## Set task 1
Retype the rows from the first line of the rows through the line containing "- x-tick-label: 8: [1633, 1183, 1667, 1252]", keeping every character unchanged.

## Extract

┄┄┄┄┄┄

The functions in this section compute the remainder on division of two
floating-point numbers.  Each is a little different; pick the one that
suits your problem.

@comment math.h
@comment ISO
@deftypefun double fmod (double @var{numerator}, double @var{denominator})
@comment math.h
@comment ISO
@deftypefunx float fmodf (float @var{numerator}, float @var{denominator})
@comment math.h
@comment ISO
@deftypefunx {long double} fmodl (long double @var{numerator}, long double @var{denominator})
These functions compute the remainder from the division of
@var{numerator} by @var{denominator}.  Specifically, the return value is
@code{@var{numerator} - @w{@var{n} * @var{denominator}}}, where @var{n}
is the quotient of @var{numerator} divided by @var{denominator}, rounded
towards zero to an integer.  Thus, @w{@code{fmod (6.5, 2.3)}} returns
@code{1.9}, which is @code{6.5} minus @code{4.6}.

The result has the same sign as the @var{numerator} and has magnitude
less than the magnitude of the @var{denominator}.

┄┄┄┄┄┄

## Set task 2
Decide whether each statement agrees with the fmod documentation above, answering yes or no and quoting the deciding words: (a) The quotient used by these functions is rounded toward zero to an integer. (b) The result has the same sign as the denominator. (c) The call fmod (6.5, 2.3) returns 1.9.

┄┄┄┄┄┄

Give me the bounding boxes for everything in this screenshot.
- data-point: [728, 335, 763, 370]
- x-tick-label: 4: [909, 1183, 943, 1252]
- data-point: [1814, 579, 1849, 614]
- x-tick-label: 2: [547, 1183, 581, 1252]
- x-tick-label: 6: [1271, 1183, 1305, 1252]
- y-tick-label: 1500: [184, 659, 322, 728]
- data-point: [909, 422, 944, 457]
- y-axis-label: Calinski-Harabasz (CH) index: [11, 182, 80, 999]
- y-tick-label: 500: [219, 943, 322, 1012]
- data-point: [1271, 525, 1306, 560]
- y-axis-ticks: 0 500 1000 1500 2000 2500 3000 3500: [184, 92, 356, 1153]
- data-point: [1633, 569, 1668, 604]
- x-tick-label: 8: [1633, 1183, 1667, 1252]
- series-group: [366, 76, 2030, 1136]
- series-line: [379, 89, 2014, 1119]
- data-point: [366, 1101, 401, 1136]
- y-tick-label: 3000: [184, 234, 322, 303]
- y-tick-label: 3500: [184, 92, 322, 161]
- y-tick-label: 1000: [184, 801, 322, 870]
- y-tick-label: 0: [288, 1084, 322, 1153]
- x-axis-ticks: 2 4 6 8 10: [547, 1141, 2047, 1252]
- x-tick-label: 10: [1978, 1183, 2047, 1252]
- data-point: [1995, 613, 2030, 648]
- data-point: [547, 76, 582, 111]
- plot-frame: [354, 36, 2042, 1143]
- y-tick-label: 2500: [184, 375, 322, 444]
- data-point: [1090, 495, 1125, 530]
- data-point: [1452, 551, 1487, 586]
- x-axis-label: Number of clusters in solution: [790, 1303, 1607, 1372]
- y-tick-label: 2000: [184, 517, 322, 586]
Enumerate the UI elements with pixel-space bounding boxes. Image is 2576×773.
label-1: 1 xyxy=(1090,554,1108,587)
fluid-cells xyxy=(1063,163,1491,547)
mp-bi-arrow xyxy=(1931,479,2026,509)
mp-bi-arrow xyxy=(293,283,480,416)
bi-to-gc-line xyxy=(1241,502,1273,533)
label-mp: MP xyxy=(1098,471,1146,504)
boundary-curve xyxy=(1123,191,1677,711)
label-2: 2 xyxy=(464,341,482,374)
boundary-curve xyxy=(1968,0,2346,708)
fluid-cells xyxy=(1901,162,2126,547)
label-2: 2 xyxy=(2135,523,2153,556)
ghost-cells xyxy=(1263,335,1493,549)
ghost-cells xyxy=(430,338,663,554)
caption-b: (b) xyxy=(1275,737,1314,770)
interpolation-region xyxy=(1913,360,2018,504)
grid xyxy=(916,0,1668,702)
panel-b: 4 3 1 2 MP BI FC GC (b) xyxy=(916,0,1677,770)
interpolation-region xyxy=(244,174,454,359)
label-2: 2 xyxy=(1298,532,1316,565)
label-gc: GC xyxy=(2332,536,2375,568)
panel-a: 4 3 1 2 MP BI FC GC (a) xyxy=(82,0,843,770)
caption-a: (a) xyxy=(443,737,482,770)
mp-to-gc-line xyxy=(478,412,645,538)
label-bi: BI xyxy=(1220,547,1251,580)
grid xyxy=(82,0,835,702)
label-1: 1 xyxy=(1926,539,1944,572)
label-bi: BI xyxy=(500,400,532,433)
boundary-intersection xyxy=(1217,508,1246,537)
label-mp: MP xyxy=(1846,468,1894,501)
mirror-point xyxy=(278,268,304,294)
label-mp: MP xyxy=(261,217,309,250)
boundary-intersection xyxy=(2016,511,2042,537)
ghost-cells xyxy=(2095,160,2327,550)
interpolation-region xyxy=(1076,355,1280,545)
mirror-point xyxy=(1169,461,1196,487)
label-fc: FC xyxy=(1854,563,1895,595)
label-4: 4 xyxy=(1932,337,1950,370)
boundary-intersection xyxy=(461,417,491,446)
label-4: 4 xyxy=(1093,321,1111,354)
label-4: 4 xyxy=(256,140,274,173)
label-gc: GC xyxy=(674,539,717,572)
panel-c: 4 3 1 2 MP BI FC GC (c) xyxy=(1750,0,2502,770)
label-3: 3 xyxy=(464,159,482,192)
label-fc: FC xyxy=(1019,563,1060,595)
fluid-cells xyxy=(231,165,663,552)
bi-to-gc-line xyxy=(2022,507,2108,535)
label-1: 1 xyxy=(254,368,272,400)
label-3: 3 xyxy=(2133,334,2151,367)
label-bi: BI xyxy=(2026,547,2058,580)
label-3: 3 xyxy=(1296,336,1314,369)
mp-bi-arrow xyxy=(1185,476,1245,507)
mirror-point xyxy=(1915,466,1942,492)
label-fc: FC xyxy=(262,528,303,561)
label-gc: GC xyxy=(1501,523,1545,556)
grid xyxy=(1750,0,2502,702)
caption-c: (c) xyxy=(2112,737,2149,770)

┄┄┄┄┄┄

## Problem solution 1
Give me the bounding boxes for everything in this screenshot.
- data-point: [728, 335, 763, 370]
- x-tick-label: 4: [909, 1183, 943, 1252]
- data-point: [1814, 579, 1849, 614]
- x-tick-label: 2: [547, 1183, 581, 1252]
- x-tick-label: 6: [1271, 1183, 1305, 1252]
- y-tick-label: 1500: [184, 659, 322, 728]
- data-point: [909, 422, 944, 457]
- y-axis-label: Calinski-Harabasz (CH) index: [11, 182, 80, 999]
- y-tick-label: 500: [219, 943, 322, 1012]
- data-point: [1271, 525, 1306, 560]
- y-axis-ticks: 0 500 1000 1500 2000 2500 3000 3500: [184, 92, 356, 1153]
- data-point: [1633, 569, 1668, 604]
- x-tick-label: 8: [1633, 1183, 1667, 1252]

## Problem solution 2
(a) Yes: "rounded towards zero to an integer"
(b) No: "The result has the same sign as the @var{numerator}"
(c) Yes: "returns @code{1.9}"